• SHORT PROBLEM: Write the number of lines holding the word "could", and nothing else.

..............................

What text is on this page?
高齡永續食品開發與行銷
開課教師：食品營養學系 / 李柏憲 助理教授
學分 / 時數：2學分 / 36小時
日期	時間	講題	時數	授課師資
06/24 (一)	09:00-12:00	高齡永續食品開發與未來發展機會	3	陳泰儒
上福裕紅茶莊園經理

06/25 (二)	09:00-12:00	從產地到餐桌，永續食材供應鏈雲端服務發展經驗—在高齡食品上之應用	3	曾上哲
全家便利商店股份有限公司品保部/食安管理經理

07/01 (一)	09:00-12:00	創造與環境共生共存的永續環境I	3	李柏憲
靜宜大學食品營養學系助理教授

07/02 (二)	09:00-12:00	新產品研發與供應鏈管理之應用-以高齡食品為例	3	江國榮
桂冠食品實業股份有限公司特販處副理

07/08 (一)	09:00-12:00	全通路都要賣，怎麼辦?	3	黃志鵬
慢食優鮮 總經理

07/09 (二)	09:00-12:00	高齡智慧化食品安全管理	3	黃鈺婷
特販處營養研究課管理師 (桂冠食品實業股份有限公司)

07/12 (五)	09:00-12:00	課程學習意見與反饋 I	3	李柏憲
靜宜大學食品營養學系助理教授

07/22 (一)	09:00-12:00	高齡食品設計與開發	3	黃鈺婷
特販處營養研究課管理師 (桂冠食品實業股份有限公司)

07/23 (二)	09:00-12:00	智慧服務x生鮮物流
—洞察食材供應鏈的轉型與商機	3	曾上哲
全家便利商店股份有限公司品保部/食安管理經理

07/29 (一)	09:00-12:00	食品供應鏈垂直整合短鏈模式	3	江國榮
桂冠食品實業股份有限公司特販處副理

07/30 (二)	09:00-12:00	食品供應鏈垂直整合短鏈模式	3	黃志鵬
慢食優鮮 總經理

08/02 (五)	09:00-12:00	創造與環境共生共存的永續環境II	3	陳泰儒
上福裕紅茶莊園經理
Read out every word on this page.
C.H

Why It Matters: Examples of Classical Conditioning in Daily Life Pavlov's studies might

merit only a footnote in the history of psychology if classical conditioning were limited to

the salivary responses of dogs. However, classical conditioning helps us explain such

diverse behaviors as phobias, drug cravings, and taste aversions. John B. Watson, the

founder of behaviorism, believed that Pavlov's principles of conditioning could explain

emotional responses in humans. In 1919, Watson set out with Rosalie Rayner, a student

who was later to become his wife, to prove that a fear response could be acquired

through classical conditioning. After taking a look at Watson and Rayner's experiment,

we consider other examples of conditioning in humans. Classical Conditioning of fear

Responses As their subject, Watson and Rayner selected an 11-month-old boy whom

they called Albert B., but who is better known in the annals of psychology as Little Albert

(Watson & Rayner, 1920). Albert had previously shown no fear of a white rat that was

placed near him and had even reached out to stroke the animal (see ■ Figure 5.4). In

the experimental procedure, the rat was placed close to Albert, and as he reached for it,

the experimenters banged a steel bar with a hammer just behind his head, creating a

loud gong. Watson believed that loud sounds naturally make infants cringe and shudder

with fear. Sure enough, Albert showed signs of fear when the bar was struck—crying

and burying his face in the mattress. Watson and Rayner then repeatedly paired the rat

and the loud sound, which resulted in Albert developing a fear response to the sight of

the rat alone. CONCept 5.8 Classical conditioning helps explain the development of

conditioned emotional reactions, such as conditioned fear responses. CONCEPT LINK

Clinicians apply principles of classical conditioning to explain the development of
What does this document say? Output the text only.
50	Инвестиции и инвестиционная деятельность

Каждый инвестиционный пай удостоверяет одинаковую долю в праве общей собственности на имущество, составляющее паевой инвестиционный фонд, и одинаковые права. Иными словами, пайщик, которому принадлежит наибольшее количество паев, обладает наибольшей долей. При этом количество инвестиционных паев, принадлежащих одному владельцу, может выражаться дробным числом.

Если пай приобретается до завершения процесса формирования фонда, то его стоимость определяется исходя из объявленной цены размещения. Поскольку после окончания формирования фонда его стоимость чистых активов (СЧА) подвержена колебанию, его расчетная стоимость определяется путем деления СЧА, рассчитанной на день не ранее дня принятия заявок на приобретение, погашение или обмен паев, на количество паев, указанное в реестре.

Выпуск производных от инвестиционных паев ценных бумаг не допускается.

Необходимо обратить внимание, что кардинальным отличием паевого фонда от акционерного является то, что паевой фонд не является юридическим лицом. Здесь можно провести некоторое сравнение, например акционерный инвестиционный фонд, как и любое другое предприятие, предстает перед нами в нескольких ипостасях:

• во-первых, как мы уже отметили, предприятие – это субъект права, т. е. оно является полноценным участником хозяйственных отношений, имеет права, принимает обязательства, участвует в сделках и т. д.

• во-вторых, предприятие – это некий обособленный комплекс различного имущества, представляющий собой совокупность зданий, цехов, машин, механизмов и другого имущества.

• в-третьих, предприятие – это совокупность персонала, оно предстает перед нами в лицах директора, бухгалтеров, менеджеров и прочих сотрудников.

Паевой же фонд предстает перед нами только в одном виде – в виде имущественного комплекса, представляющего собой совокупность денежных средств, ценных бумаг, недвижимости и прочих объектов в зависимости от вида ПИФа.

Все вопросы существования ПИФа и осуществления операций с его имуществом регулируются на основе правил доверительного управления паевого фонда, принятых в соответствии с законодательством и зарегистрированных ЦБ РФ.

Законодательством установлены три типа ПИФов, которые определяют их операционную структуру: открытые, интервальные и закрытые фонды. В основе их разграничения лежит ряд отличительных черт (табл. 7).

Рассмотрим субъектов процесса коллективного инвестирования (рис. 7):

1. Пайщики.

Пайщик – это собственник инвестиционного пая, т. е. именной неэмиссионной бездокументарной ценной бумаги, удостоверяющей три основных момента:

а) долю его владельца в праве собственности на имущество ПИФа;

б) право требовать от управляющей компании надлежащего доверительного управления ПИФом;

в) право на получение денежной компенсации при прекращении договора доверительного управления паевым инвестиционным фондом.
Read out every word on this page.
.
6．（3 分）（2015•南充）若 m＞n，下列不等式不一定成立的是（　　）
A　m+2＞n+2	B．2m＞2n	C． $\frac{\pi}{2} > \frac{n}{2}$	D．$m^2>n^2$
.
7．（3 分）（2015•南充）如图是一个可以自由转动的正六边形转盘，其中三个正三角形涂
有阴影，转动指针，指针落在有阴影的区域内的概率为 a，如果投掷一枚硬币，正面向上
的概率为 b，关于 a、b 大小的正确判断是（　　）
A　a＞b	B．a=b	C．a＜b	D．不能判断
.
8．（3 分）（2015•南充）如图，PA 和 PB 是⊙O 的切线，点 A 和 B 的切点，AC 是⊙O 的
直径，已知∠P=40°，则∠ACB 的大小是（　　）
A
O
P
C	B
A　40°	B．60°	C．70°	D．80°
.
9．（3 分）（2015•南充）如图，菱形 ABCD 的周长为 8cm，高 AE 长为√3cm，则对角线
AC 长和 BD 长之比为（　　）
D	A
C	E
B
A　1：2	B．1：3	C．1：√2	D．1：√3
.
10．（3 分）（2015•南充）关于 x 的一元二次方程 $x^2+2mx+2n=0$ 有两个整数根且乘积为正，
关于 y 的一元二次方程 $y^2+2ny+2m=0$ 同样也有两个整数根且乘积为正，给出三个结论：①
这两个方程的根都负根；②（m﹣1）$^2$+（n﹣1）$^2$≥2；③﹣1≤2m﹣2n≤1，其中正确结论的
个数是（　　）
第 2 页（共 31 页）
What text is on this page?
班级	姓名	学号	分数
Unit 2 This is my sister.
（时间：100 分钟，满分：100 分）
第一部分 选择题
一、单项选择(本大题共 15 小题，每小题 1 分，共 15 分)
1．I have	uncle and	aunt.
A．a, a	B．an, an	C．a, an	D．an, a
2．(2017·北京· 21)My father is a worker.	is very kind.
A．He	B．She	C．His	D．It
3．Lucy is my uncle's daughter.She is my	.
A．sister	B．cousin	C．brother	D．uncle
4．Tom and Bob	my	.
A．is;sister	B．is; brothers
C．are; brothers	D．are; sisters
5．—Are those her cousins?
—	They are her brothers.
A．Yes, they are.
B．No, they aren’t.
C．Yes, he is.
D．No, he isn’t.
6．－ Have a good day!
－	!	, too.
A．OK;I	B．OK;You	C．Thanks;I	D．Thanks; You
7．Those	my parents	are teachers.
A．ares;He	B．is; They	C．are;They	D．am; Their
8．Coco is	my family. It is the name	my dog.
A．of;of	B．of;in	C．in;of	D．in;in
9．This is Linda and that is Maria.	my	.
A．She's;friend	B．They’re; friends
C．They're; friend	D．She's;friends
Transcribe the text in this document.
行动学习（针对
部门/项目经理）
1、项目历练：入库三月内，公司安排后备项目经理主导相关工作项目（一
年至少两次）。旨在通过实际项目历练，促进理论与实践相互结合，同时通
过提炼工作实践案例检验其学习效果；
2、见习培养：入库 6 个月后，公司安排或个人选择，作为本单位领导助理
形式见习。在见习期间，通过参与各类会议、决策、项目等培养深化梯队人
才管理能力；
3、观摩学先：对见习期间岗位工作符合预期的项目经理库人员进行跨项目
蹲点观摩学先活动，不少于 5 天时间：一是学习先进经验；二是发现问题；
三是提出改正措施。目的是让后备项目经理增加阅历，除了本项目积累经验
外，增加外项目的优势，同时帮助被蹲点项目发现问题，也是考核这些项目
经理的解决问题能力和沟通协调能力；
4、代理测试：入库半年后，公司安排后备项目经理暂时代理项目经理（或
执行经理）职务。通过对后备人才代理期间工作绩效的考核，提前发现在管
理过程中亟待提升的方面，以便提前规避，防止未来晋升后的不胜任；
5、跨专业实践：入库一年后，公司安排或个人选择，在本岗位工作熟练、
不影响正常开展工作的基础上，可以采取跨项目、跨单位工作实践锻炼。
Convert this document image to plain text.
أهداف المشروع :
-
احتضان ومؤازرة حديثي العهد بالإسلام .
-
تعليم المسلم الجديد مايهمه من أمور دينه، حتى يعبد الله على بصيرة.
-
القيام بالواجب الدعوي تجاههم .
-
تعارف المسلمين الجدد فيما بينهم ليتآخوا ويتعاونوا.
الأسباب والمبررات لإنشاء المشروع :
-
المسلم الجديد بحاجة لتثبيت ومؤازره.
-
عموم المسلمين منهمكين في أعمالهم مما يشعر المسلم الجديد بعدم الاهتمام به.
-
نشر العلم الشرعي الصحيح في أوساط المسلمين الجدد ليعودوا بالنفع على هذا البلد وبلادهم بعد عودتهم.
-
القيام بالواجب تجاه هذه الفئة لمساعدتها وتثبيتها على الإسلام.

..............................

• RESPONSE BELOW: 2